■ What you should do:
Any pictures in the records below should be skipped; write out everything else exactly.

■ Excerpted data:

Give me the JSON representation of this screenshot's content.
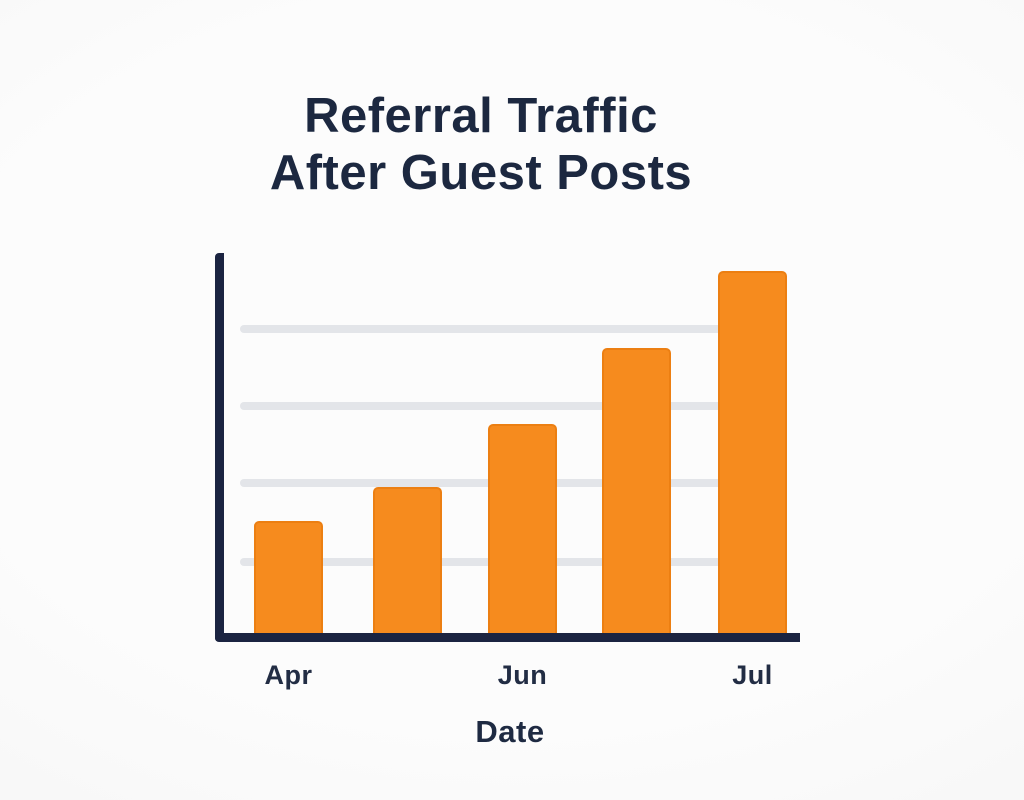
{
  "page": {
    "background_color": "#f6f6f6"
  },
  "chart": {
    "title_line1": "Referral Traffic",
    "title_line2": "After Guest Posts",
    "xlabel": "Date"
  },
  "chart_data": {
    "type": "bar",
    "title": "Referral Traffic After Guest Posts",
    "xlabel": "Date",
    "ylabel": "",
    "categories": [
      "Apr",
      "",
      "Jun",
      "",
      "Jul"
    ],
    "values": [
      1.45,
      1.9,
      2.72,
      3.7,
      4.7
    ],
    "units": "gridline intervals (y axis unlabeled; 4 gridlines at 1,2,3,4)",
    "ylim": [
      0,
      5
    ],
    "grid": true,
    "legend": false,
    "bar_color": "#f68b1e",
    "axis_color": "#1b2441",
    "gridline_color": "#e3e5e9",
    "title_color": "#1c2840"
  }
}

■ Result for this exercise:
Give me the JSON representation of this screenshot's content.
{
  "page": {
    "background_color": "#f6f6f6"
  },
  "chart": {
    "title_line1": "Referral Traffic",
    "title_line2": "After Guest Posts",
    "xlabel": "Date"
  },
  "chart_data": {
    "type": "bar",
    "title": "Referral Traffic After Guest Posts",
    "xlabel": "Date",
    "ylabel": "",
    "categories": [
      "Apr",
      "",
      "Jun",
      "",
      "Jul"
    ],
    "values": [
      1.45,
      1.9,
      2.72,
      3.7,
      4.7
    ],
    "units": "gridline intervals (y axis unlabeled; 4 gridlines at 1,2,3,4)",
    "ylim": [
      0,
      5
    ],
    "grid": true,
    "legend": false,
    "bar_color": "#f68b1e",
    "axis_color": "#1b2441",
    "gridline_color": "#e3e5e9",
    "title_color": "#1c2840"
  }
}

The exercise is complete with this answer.